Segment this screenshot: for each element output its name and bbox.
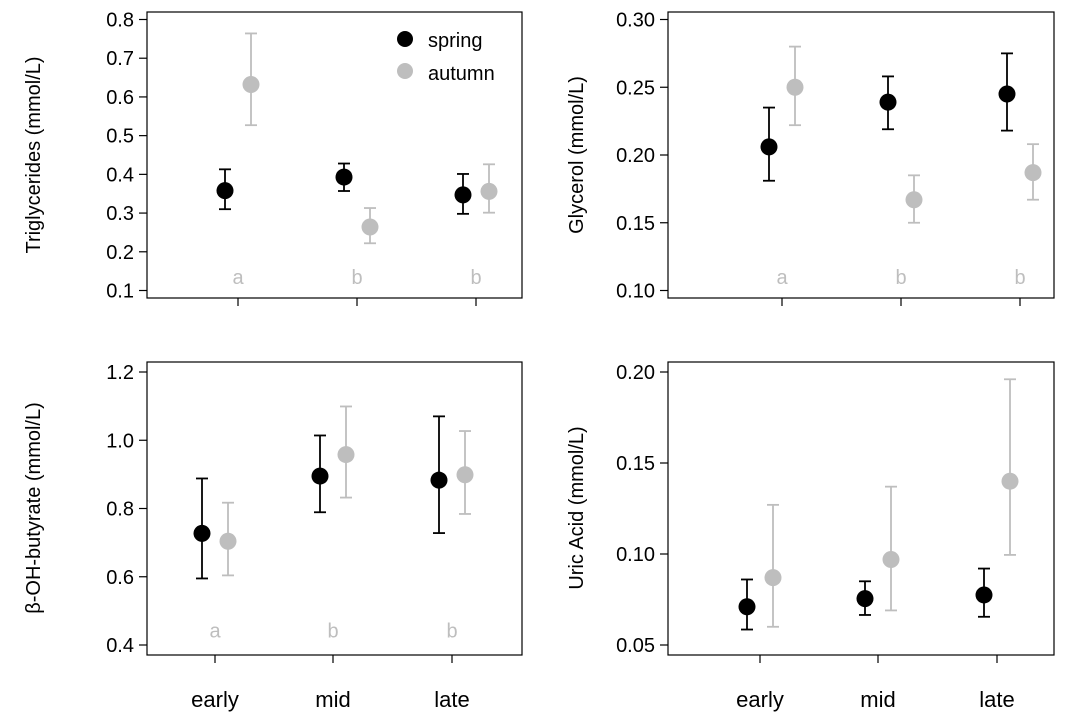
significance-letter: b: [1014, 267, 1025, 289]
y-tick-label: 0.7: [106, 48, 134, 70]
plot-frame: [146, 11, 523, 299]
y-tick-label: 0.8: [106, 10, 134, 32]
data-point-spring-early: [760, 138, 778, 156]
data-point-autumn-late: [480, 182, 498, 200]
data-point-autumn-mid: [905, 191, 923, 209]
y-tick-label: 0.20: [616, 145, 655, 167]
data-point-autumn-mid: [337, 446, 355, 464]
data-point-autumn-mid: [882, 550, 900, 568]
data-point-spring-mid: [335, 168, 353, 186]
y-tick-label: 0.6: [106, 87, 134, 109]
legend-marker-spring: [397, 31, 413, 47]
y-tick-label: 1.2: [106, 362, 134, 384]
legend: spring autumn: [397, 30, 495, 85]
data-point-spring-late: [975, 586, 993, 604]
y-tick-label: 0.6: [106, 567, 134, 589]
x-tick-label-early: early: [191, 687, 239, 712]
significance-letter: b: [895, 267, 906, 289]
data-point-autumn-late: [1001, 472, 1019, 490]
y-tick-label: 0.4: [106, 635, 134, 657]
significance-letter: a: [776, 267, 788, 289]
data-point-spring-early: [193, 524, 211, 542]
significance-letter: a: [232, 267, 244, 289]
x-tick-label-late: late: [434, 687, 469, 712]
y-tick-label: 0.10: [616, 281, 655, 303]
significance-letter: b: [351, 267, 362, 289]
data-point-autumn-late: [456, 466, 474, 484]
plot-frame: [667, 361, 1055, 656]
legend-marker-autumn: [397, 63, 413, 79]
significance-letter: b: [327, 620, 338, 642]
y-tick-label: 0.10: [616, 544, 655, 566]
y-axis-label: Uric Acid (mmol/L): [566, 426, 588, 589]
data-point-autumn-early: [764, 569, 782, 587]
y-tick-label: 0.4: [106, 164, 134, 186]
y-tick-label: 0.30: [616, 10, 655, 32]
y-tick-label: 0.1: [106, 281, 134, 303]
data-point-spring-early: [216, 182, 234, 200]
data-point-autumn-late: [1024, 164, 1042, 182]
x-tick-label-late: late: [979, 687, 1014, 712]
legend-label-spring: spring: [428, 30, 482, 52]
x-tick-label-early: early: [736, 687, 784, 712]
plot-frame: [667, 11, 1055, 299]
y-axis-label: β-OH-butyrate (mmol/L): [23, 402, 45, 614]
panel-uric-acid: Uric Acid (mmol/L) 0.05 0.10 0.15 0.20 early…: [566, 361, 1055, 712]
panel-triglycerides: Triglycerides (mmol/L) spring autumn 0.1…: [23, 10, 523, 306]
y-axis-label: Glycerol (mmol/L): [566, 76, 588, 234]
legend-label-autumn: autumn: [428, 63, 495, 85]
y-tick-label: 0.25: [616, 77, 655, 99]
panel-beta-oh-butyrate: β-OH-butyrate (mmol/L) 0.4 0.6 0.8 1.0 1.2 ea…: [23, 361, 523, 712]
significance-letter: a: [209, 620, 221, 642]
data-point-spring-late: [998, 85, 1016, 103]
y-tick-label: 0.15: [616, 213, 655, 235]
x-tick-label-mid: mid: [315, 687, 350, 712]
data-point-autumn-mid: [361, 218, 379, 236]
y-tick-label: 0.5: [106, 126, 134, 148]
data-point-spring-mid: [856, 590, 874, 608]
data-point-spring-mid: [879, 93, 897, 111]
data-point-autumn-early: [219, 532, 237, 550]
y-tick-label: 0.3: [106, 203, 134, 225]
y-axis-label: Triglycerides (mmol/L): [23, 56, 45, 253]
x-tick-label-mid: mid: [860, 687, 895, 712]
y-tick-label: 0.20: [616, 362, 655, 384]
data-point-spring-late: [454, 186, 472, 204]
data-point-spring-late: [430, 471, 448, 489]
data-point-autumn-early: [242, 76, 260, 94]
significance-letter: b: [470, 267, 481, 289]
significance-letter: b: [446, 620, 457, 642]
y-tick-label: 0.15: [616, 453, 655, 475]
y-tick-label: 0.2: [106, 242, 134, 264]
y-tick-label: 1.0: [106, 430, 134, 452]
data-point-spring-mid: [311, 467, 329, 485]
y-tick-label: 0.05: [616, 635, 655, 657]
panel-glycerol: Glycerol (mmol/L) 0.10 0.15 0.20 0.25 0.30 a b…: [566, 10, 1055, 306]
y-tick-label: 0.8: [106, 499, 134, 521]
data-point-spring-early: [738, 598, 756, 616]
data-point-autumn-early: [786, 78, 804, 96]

= = =

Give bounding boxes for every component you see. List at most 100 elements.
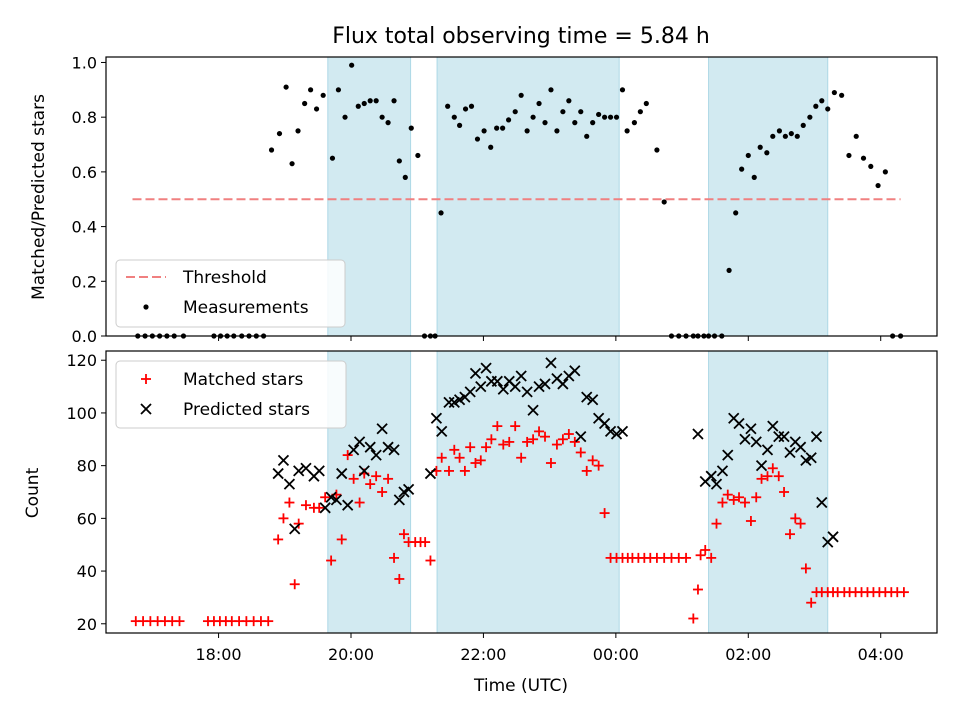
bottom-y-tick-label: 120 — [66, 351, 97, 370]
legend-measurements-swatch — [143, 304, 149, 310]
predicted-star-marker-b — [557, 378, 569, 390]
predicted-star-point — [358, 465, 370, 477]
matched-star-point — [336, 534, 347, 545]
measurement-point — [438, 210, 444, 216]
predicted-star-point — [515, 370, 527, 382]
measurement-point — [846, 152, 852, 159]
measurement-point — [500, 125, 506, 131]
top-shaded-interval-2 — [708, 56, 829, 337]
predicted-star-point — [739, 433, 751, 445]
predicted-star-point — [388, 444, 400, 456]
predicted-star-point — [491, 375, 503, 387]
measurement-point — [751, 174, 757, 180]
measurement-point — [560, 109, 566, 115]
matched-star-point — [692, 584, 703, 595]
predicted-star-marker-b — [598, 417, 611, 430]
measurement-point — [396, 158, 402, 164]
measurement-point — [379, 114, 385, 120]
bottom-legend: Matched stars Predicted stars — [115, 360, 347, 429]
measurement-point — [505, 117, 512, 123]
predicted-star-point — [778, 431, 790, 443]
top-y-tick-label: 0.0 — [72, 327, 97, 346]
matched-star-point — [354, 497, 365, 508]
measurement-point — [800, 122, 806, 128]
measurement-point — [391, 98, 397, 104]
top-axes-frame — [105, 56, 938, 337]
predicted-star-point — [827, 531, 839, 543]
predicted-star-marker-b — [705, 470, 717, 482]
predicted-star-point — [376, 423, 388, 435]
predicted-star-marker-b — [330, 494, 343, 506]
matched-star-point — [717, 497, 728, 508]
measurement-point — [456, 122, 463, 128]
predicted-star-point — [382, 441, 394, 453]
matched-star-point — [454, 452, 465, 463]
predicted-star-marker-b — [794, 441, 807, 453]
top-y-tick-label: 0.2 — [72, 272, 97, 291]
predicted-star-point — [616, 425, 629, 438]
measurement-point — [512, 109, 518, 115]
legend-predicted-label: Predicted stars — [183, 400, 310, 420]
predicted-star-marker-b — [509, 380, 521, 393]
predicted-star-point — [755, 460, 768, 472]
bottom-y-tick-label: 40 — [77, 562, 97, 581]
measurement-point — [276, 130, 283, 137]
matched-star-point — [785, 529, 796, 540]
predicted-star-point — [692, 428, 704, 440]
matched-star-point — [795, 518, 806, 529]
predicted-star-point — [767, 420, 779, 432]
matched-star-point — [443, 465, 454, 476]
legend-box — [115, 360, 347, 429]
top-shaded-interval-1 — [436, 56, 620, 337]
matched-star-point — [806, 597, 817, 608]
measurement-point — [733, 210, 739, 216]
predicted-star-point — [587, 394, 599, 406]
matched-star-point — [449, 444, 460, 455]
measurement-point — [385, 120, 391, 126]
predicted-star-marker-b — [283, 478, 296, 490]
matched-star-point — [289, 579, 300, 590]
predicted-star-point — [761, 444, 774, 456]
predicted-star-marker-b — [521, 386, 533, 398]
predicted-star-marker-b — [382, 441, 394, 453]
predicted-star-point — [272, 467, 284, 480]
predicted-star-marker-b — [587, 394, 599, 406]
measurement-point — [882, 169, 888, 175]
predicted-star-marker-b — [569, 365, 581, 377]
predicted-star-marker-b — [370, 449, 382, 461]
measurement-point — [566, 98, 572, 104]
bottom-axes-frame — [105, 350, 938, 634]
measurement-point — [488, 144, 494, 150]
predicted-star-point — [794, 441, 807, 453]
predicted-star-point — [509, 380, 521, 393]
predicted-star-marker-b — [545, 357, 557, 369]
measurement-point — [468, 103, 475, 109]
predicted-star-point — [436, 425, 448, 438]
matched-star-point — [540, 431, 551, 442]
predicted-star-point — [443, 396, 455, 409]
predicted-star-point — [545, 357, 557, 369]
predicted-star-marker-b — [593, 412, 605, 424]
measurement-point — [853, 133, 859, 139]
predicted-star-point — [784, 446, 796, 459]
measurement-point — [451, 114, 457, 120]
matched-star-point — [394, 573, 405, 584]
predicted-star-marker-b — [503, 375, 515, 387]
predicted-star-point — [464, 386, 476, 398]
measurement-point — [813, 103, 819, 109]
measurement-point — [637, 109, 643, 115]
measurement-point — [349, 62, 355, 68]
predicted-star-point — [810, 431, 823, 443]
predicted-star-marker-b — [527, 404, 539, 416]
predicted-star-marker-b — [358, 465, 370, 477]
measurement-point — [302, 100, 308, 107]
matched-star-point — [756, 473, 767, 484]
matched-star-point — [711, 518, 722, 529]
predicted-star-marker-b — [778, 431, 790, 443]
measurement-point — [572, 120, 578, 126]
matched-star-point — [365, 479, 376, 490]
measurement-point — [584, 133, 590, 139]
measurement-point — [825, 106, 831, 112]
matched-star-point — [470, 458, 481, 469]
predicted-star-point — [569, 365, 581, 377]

= = =

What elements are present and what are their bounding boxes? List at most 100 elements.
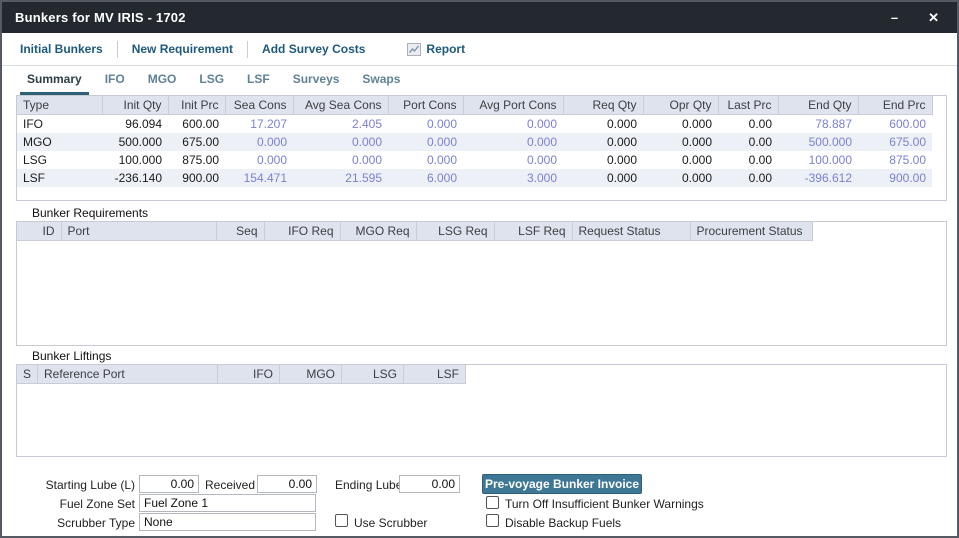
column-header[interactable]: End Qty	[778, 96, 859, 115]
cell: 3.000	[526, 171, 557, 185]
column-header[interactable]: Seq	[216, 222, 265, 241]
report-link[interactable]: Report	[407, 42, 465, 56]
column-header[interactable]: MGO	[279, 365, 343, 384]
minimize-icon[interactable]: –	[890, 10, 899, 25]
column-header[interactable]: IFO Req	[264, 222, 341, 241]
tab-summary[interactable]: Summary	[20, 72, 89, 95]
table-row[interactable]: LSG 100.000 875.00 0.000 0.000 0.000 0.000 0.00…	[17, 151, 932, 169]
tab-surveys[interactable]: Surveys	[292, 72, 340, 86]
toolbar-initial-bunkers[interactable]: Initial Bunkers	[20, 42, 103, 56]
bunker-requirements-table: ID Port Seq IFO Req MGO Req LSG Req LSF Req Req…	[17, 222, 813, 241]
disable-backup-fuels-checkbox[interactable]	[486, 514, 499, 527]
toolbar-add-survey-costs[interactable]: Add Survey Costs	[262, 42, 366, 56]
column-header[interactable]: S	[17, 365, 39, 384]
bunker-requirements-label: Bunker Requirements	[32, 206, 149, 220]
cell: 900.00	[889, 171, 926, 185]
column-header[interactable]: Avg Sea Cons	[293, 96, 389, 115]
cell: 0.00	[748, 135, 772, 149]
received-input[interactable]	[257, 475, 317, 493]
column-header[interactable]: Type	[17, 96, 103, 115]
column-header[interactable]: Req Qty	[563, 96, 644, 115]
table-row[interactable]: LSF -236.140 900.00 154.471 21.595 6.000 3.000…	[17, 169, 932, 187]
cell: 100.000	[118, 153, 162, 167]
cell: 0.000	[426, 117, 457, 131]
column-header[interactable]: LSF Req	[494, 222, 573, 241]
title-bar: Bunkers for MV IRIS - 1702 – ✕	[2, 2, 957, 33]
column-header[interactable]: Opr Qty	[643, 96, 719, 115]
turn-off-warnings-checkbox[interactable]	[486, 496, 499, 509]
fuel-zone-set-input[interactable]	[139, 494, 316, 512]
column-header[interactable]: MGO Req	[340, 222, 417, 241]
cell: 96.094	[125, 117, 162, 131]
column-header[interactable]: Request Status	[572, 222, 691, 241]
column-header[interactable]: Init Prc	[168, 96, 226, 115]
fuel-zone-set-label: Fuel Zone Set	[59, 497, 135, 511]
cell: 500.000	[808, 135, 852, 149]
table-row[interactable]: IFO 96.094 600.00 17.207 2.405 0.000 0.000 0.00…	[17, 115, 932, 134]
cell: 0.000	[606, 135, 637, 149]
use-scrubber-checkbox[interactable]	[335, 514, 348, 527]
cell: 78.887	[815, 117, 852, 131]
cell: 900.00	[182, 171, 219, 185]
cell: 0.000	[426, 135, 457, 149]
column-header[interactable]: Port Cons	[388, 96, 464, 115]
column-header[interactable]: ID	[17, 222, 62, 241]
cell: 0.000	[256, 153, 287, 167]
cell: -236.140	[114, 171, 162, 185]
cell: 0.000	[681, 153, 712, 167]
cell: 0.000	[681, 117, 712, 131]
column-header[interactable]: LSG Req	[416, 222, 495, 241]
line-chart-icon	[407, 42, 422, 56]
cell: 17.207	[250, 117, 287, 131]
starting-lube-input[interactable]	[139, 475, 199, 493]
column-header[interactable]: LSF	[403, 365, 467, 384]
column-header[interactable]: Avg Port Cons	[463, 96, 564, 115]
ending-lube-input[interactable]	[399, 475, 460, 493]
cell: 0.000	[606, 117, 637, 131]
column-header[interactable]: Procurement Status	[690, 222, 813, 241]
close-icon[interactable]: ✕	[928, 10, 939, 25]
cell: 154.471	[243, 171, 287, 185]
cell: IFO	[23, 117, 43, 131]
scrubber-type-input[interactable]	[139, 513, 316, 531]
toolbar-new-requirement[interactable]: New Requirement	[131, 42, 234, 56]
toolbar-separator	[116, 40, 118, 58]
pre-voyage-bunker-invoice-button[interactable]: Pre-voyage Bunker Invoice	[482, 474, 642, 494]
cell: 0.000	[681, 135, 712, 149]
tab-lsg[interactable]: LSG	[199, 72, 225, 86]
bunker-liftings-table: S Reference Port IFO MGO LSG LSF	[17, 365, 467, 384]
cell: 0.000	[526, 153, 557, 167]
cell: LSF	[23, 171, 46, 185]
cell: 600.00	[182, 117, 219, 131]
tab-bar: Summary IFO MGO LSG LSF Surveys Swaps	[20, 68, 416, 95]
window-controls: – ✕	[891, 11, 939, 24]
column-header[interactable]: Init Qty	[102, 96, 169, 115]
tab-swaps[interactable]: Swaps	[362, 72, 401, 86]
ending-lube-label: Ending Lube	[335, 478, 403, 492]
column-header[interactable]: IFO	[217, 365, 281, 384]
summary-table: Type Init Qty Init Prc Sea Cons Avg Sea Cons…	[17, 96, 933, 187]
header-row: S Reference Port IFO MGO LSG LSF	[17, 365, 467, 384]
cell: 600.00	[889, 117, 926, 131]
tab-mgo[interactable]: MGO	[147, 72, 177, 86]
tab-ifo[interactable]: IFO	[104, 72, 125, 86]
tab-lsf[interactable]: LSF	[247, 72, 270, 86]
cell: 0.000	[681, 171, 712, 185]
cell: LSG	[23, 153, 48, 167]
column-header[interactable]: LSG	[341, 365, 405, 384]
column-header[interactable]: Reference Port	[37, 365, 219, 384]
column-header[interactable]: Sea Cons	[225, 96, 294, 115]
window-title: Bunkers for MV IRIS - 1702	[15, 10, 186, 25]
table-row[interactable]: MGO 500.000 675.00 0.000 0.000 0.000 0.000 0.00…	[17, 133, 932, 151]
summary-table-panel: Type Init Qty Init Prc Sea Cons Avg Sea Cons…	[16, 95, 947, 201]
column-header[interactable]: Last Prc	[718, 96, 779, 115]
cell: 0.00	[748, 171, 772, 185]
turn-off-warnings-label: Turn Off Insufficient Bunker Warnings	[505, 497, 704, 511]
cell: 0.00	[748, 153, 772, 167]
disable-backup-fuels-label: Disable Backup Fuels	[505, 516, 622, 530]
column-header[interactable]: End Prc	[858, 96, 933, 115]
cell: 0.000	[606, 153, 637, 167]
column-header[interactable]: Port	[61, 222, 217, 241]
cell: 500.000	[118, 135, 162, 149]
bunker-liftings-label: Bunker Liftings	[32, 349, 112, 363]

= = =

◆ Your objective ◆
Reproduce, unchanged, the entries above that start with the line containing "bottom-y-tick-label: 120 — [66, 351, 97, 370]" and continue through the line containing "predicted-star-point — [739, 433, 751, 445]", including both of those lines.

◆ The reply ◆
bottom-y-tick-label: 120 — [66, 351, 97, 370]
legend-measurements-swatch — [143, 304, 149, 310]
predicted-star-marker-b — [557, 378, 569, 390]
predicted-star-point — [358, 465, 370, 477]
matched-star-point — [336, 534, 347, 545]
measurement-point — [438, 210, 444, 216]
predicted-star-point — [515, 370, 527, 382]
measurement-point — [846, 152, 852, 159]
measurement-point — [500, 125, 506, 131]
top-shaded-interval-2 — [708, 56, 829, 337]
predicted-star-point — [739, 433, 751, 445]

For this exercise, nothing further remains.